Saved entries
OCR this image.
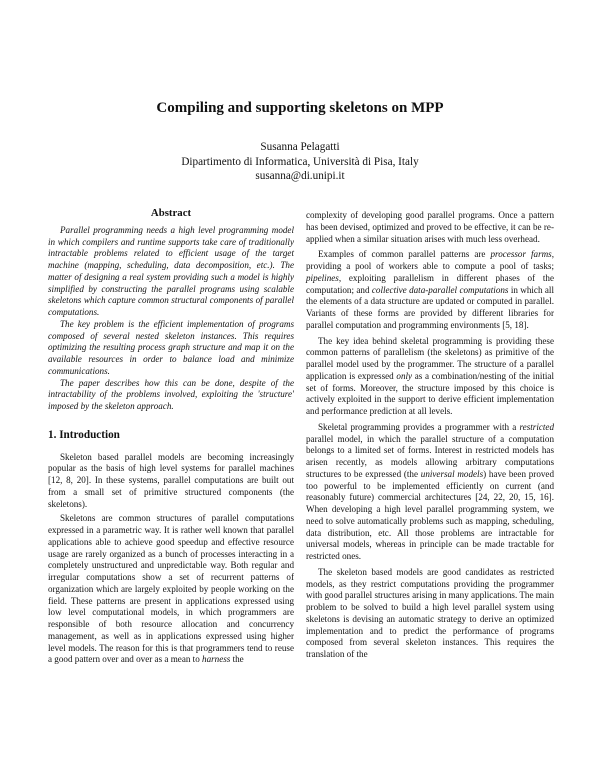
Compiling and supporting skeletons on MPP
Susanna Pelagatti
Dipartimento di Informatica, Università di Pisa, Italy
susanna@di.unipi.it
Abstract

Parallel programming needs a high level programming model in which compilers and runtime supports take care of traditionally intractable problems related to efficient usage of the target machine (mapping, scheduling, data decomposition, etc.). The matter of designing a real system providing such a model is highly simplified by constructing the parallel programs using scalable skeletons which capture common structural components of parallel computations.

The key problem is the efficient implementation of programs composed of several nested skeleton instances. This requires optimizing the resulting process graph structure and map it on the available resources in order to balance load and minimize communications.

The paper describes how this can be done, despite of the intractability of the problems involved, exploiting the 'structure' imposed by the skeleton approach.

1. Introduction

Skeleton based parallel models are becoming increasingly popular as the basis of high level systems for parallel machines [12, 8, 20]. In these systems, parallel computations are built out from a small set of primitive structured components (the skeletons).

Skeletons are common structures of parallel computations expressed in a parametric way. It is rather well known that parallel applications able to achieve good speedup and effective resource usage are rarely organized as a bunch of processes interacting in a completely unstructured and unpredictable way. Both regular and irregular computations show a set of recurrent patterns of organization which are largely exploited by people working on the field. These patterns are present in applications expressed using low level computational models, in which programmers are responsible of both resource allocation and concurrency management, as well as in applications expressed using higher level models. The reason for this is that programmers tend to reuse a good pattern over and over as a mean to harness the

complexity of developing good parallel programs. Once a pattern has been devised, optimized and proved to be effective, it can be re-applied when a similar situation arises with much less overhead.

Examples of common parallel patterns are processor farms, providing a pool of workers able to compute a pool of tasks; pipelines, exploiting parallelism in different phases of the computation; and collective data-parallel computations in which all the elements of a data structure are updated or computed in parallel. Variants of these forms are provided by different libraries for parallel computation and programming environments [5, 18].

The key idea behind skeletal programming is providing these common patterns of parallelism (the skeletons) as primitive of the parallel model used by the programmer. The structure of a parallel application is expressed only as a combination/nesting of the initial set of forms. Moreover, the structure imposed by this choice is actively exploited in the support to derive efficient implementation and performance prediction at all levels.

Skeletal programming provides a programmer with a restricted parallel model, in which the parallel structure of a computation belongs to a limited set of forms. Interest in restricted models has arisen recently, as models allowing arbitrary computations structures to be expressed (the universal models) have been proved too powerful to be implemented efficiently on current (and reasonably future) commercial architectures [24, 22, 20, 15, 16]. When developing a high level parallel programming system, we need to solve automatically problems such as mapping, scheduling, data distribution, etc. All those problems are intractable for universal models, whereas in principle can be made tractable for restricted ones.

The skeleton based models are good candidates as restricted models, as they restrict computations providing the programmer with good parallel structures arising in many applications. The main problem to be solved to build a high level parallel system using skeletons is devising an automatic strategy to derive an optimized implementation and to predict the performance of programs composed from several skeleton instances. This requires the translation of the
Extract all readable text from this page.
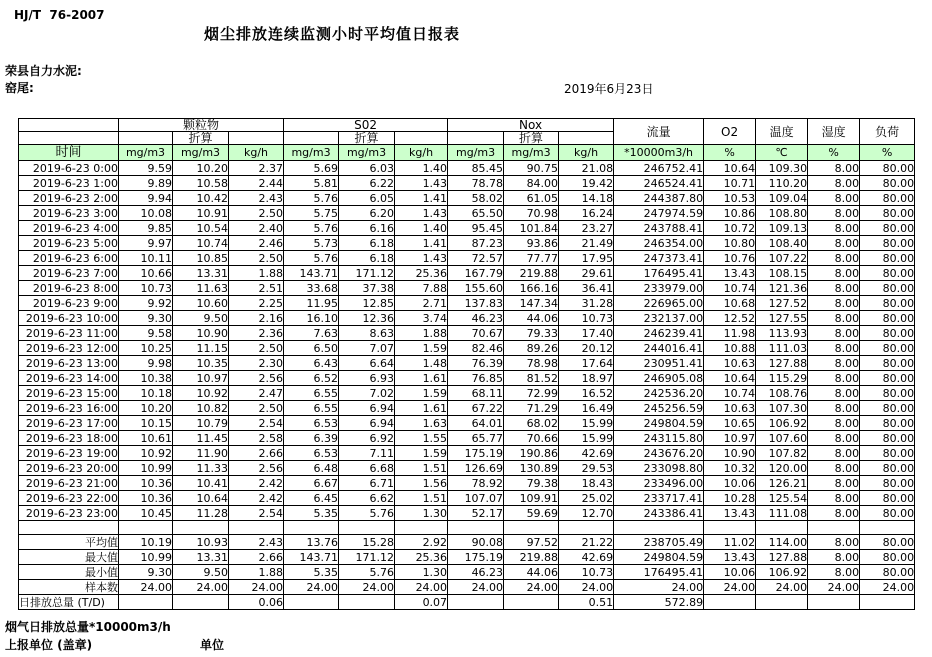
HJ/T  76-2007
烟尘排放连续监测小时平均值日报表
荣县自力水泥:
窑尾:	2019年6月23日
	颗粒物			S02			Nox			流量	O2	温度	湿度	负荷
		折算			折算			折算						
时间	mg/m3	mg/m3	kg/h	mg/m3	mg/m3	kg/h	mg/m3	mg/m3	kg/h	*10000m3/h	%	℃	%	%
2019-6-23 0:00	9.59	10.20	2.37	5.69	6.03	1.40	85.45	90.75	21.08	246752.41	10.64	109.30	8.00	80.00
2019-6-23 1:00	9.89	10.58	2.44	5.81	6.22	1.43	78.78	84.00	19.42	246524.41	10.71	110.20	8.00	80.00
2019-6-23 2:00	9.94	10.42	2.43	5.76	6.05	1.41	58.02	61.05	14.18	244387.80	10.53	109.04	8.00	80.00
2019-6-23 3:00	10.08	10.91	2.50	5.75	6.20	1.43	65.50	70.98	16.24	247974.59	10.86	108.80	8.00	80.00
2019-6-23 4:00	9.85	10.54	2.40	5.76	6.16	1.40	95.45	101.84	23.27	243788.41	10.72	109.13	8.00	80.00
2019-6-23 5:00	9.97	10.74	2.46	5.73	6.18	1.41	87.23	93.86	21.49	246354.00	10.80	108.40	8.00	80.00
2019-6-23 6:00	10.11	10.85	2.50	5.76	6.18	1.43	72.57	77.77	17.95	247373.41	10.76	107.22	8.00	80.00
2019-6-23 7:00	10.66	13.31	1.88	143.71	171.12	25.36	167.79	219.88	29.61	176495.41	13.43	108.15	8.00	80.00
2019-6-23 8:00	10.73	11.63	2.51	33.68	37.38	7.88	155.60	166.16	36.41	233979.00	10.74	121.36	8.00	80.00
2019-6-23 9:00	9.92	10.60	2.25	11.95	12.85	2.71	137.83	147.34	31.28	226965.00	10.68	127.52	8.00	80.00
2019-6-23 10:00	9.30	9.50	2.16	16.10	12.36	3.74	46.23	44.06	10.73	232137.00	12.52	127.55	8.00	80.00
2019-6-23 11:00	9.58	10.90	2.36	7.63	8.63	1.88	70.67	79.33	17.40	246239.41	11.98	113.93	8.00	80.00
2019-6-23 12:00	10.25	11.15	2.50	6.50	7.07	1.59	82.46	89.26	20.12	244016.41	10.88	111.03	8.00	80.00
2019-6-23 13:00	9.98	10.35	2.30	6.43	6.64	1.48	76.39	78.98	17.64	230951.41	10.63	127.88	8.00	80.00
2019-6-23 14:00	10.38	10.97	2.56	6.52	6.93	1.61	76.85	81.52	18.97	246905.08	10.64	115.29	8.00	80.00
2019-6-23 15:00	10.18	10.92	2.47	6.55	7.02	1.59	68.11	72.99	16.52	242536.20	10.74	108.76	8.00	80.00
2019-6-23 16:00	10.20	10.82	2.50	6.55	6.94	1.61	67.22	71.29	16.49	245256.59	10.63	107.30	8.00	80.00
2019-6-23 17:00	10.15	10.79	2.54	6.53	6.94	1.63	64.01	68.02	15.99	249804.59	10.65	106.92	8.00	80.00
2019-6-23 18:00	10.61	11.45	2.58	6.39	6.92	1.55	65.77	70.66	15.99	243115.80	10.97	107.60	8.00	80.00
2019-6-23 19:00	10.92	11.90	2.66	6.53	7.11	1.59	175.19	190.86	42.69	243676.20	10.90	107.82	8.00	80.00
2019-6-23 20:00	10.99	11.33	2.56	6.48	6.68	1.51	126.69	130.89	29.53	233098.80	10.32	120.00	8.00	80.00
2019-6-23 21:00	10.36	10.41	2.42	6.67	6.71	1.56	78.92	79.38	18.43	233496.00	10.06	126.21	8.00	80.00
2019-6-23 22:00	10.36	10.64	2.42	6.45	6.62	1.51	107.07	109.91	25.02	233717.41	10.28	125.54	8.00	80.00
2019-6-23 23:00	10.45	11.28	2.54	5.35	5.76	1.30	52.17	59.69	12.70	243386.41	13.43	111.08	8.00	80.00

平均值	10.19	10.93	2.43	13.76	15.28	2.92	90.08	97.52	21.22	238705.49	11.02	114.00	8.00	80.00
最大值	10.99	13.31	2.66	143.71	171.12	25.36	175.19	219.88	42.69	249804.59	13.43	127.88	8.00	80.00
最小值	9.30	9.50	1.88	5.35	5.76	1.30	46.23	44.06	10.73	176495.41	10.06	106.92	8.00	80.00
样本数	24.00	24.00	24.00	24.00	24.00	24.00	24.00	24.00	24.00	24.00	24.00	24.00	24.00	24.00
日排放总量 (T/D)			0.06			0.07			0.51	572.89				
烟气日排放总量*10000m3/h
上报单位 (盖章)	单位
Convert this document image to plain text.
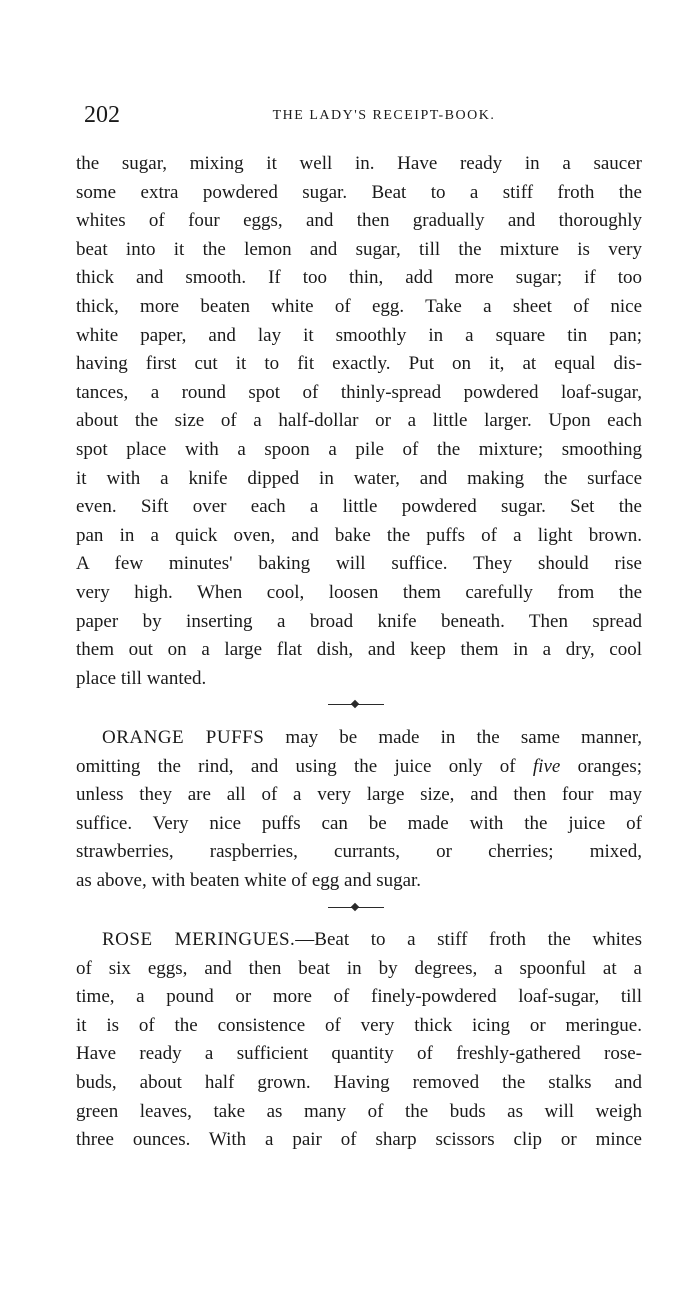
202	THE LADY'S RECEIPT-BOOK.
the sugar, mixing it well in. Have ready in a saucer
some extra powdered sugar. Beat to a stiff froth the
whites of four eggs, and then gradually and thoroughly
beat into it the lemon and sugar, till the mixture is very
thick and smooth. If too thin, add more sugar; if too
thick, more beaten white of egg. Take a sheet of nice
white paper, and lay it smoothly in a square tin pan;
having first cut it to fit exactly. Put on it, at equal dis-
tances, a round spot of thinly-spread powdered loaf-sugar,
about the size of a half-dollar or a little larger. Upon each
spot place with a spoon a pile of the mixture; smoothing
it with a knife dipped in water, and making the surface
even. Sift over each a little powdered sugar. Set the
pan in a quick oven, and bake the puffs of a light brown.
A few minutes' baking will suffice. They should rise
very high. When cool, loosen them carefully from the
paper by inserting a broad knife beneath. Then spread
them out on a large flat dish, and keep them in a dry, cool
place till wanted.
ORANGE PUFFS may be made in the same manner,
omitting the rind, and using the juice only of five oranges;
unless they are all of a very large size, and then four may
suffice. Very nice puffs can be made with the juice of
strawberries, raspberries, currants, or cherries; mixed,
as above, with beaten white of egg and sugar.
ROSE MERINGUES.—Beat to a stiff froth the whites
of six eggs, and then beat in by degrees, a spoonful at a
time, a pound or more of finely-powdered loaf-sugar, till
it is of the consistence of very thick icing or meringue.
Have ready a sufficient quantity of freshly-gathered rose-
buds, about half grown. Having removed the stalks and
green leaves, take as many of the buds as will weigh
three ounces. With a pair of sharp scissors clip or mince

BRIEF
Show the lines of the material that contain the word "beaten".

WORKED SOLUTION
thick, more beaten white of egg. Take a sheet of nice
as above, with beaten white of egg and sugar.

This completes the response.